◆ **DATA SHOWN**

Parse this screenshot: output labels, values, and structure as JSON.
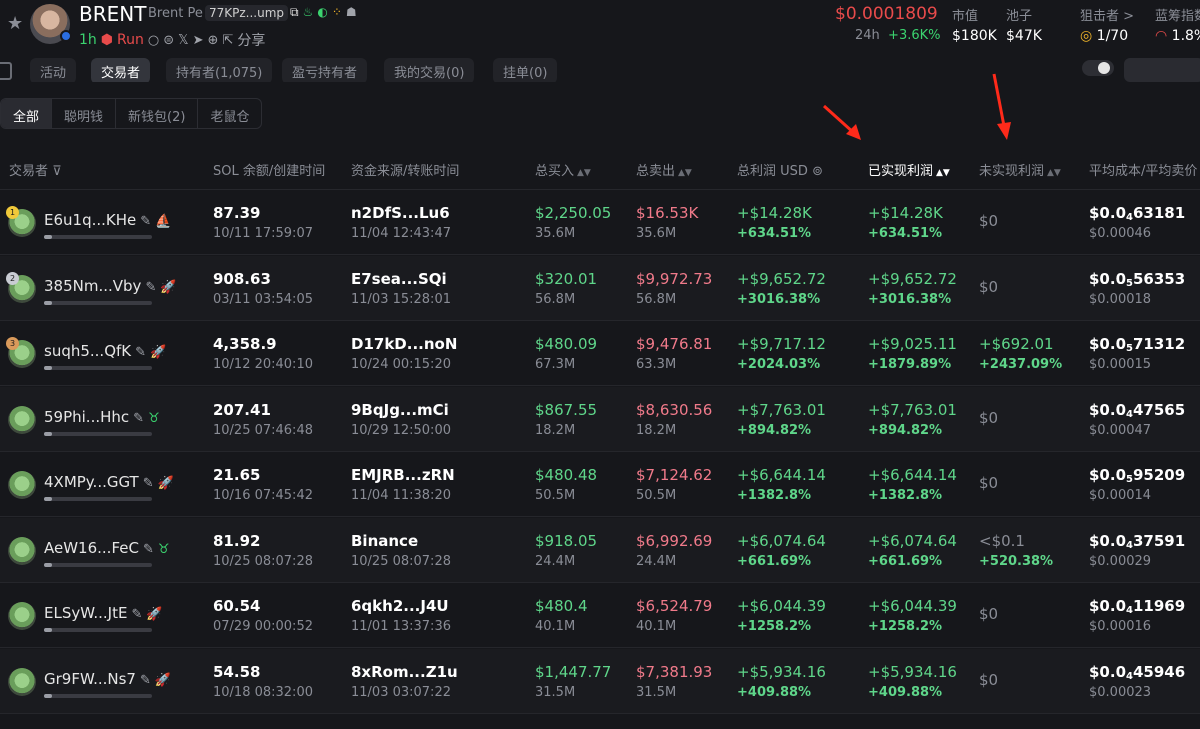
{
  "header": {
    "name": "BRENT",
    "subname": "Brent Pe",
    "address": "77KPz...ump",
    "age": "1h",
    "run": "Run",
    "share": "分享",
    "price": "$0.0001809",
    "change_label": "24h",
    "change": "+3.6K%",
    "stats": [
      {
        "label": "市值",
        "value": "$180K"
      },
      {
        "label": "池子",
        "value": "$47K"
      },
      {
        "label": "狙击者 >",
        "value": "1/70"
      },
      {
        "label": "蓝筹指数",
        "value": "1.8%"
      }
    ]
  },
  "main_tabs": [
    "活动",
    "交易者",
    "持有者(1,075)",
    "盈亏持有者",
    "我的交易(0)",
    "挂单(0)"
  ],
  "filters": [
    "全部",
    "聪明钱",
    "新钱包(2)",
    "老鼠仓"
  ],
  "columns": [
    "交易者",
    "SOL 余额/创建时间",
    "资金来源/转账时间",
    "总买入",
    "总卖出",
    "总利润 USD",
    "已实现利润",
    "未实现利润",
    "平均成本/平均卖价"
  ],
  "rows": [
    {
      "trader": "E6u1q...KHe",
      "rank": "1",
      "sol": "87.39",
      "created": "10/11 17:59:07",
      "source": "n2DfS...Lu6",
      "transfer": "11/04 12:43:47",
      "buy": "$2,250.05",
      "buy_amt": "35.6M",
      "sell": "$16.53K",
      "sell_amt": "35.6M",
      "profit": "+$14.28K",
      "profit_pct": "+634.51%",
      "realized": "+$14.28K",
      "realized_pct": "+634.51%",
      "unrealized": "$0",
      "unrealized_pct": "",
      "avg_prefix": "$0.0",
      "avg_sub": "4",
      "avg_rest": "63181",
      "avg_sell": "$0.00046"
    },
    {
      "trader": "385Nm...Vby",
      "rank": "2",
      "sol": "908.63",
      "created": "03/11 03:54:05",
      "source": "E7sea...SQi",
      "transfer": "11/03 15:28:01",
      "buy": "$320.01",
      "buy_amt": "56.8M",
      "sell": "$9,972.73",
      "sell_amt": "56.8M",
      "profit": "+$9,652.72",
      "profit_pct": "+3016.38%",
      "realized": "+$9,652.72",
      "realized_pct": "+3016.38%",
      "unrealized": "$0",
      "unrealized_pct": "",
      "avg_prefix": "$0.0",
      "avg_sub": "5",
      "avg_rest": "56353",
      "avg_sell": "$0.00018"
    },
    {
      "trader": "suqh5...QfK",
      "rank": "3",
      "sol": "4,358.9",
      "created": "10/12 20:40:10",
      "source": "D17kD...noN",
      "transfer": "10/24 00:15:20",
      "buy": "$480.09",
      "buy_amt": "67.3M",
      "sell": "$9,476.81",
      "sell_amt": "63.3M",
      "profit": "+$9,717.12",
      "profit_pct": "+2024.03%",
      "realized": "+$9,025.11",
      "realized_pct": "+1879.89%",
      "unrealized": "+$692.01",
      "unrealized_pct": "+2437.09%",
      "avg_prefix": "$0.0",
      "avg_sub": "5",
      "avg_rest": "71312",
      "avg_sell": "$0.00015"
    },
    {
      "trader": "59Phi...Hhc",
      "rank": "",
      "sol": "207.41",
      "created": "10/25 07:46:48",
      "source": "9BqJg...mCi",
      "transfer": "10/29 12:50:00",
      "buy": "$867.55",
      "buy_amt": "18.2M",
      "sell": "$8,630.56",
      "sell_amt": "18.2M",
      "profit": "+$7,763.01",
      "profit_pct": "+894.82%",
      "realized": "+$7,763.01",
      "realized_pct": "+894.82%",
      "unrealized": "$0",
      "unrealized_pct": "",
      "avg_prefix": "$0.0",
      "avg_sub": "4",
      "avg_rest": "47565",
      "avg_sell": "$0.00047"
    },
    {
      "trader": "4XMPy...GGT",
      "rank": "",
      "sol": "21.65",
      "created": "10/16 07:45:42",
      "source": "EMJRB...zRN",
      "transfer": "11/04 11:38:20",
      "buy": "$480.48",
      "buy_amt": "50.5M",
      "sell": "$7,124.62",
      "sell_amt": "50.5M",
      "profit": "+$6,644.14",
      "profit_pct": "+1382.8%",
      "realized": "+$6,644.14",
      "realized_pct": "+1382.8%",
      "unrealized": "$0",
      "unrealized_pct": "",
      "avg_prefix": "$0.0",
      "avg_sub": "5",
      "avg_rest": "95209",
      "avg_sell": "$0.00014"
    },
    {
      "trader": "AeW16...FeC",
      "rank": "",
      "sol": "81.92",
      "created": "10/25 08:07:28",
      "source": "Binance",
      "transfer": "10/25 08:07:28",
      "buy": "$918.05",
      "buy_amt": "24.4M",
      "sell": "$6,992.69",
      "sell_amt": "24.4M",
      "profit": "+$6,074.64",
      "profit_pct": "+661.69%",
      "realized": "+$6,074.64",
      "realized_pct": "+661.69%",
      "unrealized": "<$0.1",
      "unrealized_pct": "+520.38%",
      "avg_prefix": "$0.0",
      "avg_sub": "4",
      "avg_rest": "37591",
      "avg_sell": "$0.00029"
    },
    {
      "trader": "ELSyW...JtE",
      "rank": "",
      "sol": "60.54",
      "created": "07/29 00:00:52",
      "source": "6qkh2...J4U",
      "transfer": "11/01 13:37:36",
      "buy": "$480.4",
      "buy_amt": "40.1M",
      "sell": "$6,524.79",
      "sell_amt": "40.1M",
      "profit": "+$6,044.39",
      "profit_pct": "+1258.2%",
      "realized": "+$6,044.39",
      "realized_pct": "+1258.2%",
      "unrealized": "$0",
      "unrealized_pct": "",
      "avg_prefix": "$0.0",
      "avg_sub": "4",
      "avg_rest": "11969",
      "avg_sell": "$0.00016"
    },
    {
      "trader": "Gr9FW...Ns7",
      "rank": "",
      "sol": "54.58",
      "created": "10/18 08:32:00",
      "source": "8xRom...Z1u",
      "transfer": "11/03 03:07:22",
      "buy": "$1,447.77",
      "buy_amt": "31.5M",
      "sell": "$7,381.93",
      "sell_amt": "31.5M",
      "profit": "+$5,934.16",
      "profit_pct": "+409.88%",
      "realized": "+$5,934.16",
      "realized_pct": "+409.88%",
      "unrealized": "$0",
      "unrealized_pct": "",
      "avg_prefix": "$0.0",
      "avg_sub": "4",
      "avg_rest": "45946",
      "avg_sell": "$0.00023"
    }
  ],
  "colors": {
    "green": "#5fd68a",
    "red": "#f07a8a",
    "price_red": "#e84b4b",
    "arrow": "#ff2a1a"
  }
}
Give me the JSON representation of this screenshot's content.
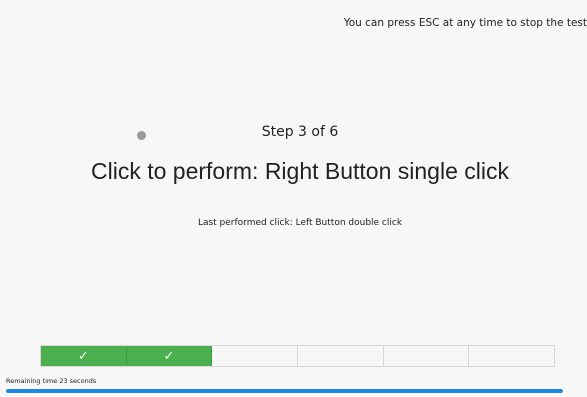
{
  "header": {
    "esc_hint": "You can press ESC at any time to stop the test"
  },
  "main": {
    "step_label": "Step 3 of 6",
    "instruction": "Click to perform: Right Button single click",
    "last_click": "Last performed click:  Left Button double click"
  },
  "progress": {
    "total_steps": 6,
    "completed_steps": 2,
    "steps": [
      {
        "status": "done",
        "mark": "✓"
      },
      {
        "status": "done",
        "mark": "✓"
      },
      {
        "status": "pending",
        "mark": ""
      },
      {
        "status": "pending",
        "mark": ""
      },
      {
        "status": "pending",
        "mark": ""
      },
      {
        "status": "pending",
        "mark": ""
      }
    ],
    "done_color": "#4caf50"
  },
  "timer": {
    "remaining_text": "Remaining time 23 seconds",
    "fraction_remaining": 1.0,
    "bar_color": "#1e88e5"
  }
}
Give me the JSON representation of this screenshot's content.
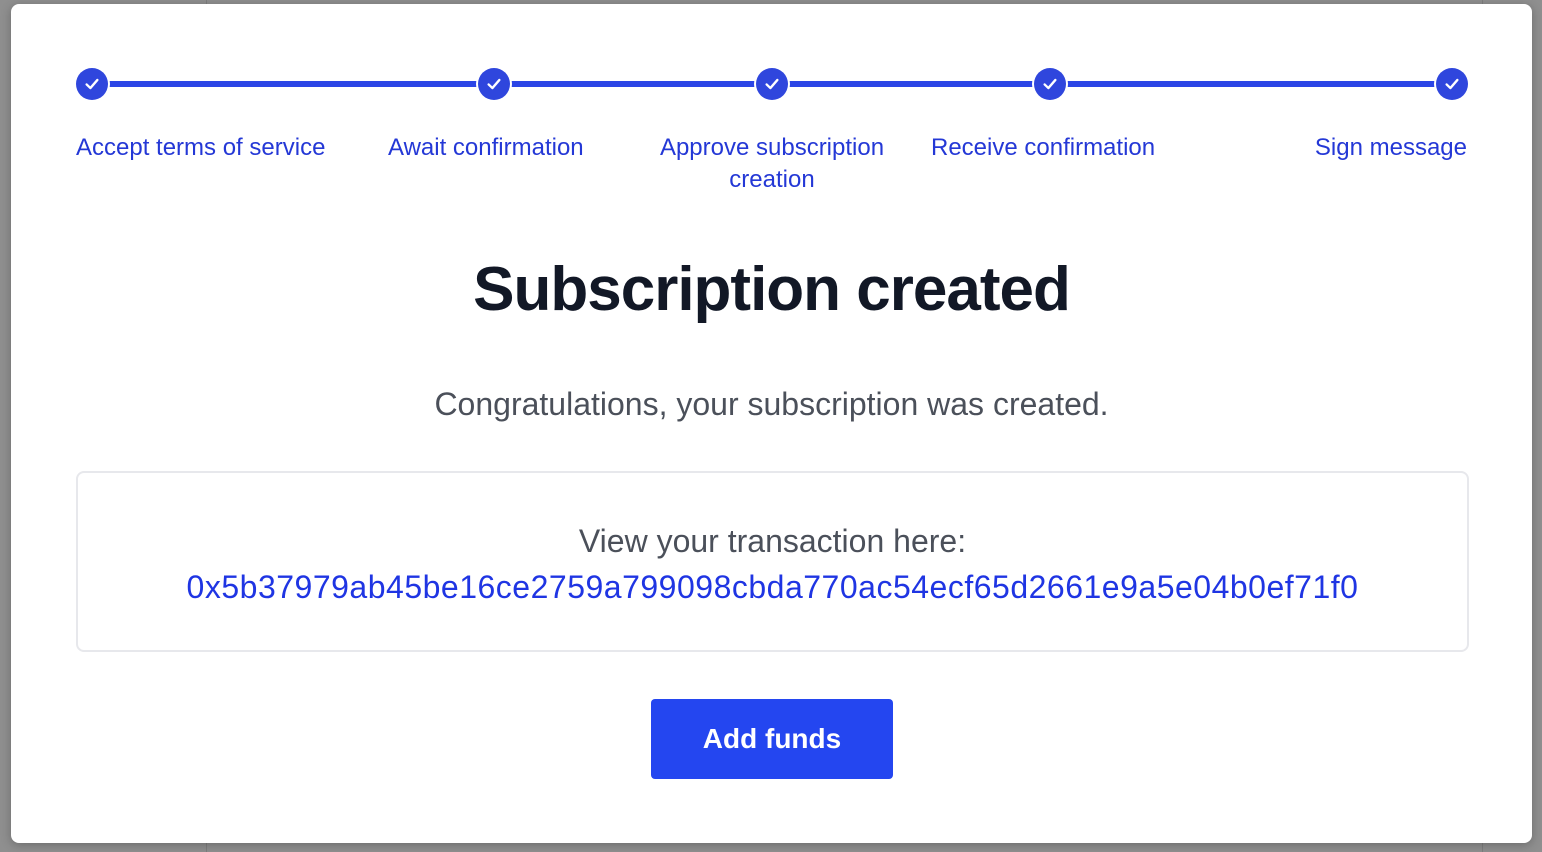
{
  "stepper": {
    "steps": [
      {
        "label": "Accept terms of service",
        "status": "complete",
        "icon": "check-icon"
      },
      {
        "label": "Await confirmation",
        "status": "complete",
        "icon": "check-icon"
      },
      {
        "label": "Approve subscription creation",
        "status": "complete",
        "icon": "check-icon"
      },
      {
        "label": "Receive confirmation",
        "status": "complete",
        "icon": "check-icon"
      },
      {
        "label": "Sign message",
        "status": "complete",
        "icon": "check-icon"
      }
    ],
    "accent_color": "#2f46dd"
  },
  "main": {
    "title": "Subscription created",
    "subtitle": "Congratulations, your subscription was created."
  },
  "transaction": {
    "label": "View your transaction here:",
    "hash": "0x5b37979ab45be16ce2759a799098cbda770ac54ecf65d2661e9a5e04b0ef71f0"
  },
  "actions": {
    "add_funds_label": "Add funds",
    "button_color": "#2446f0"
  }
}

◆ **TASK REQUIREMENTS**
Which lines contain "click"? Copy each of them out.

◆ **REPLY**
    "instruction": "Click to perform: Right Button single click",
    "last_click": "Last performed click:  Left Button double click"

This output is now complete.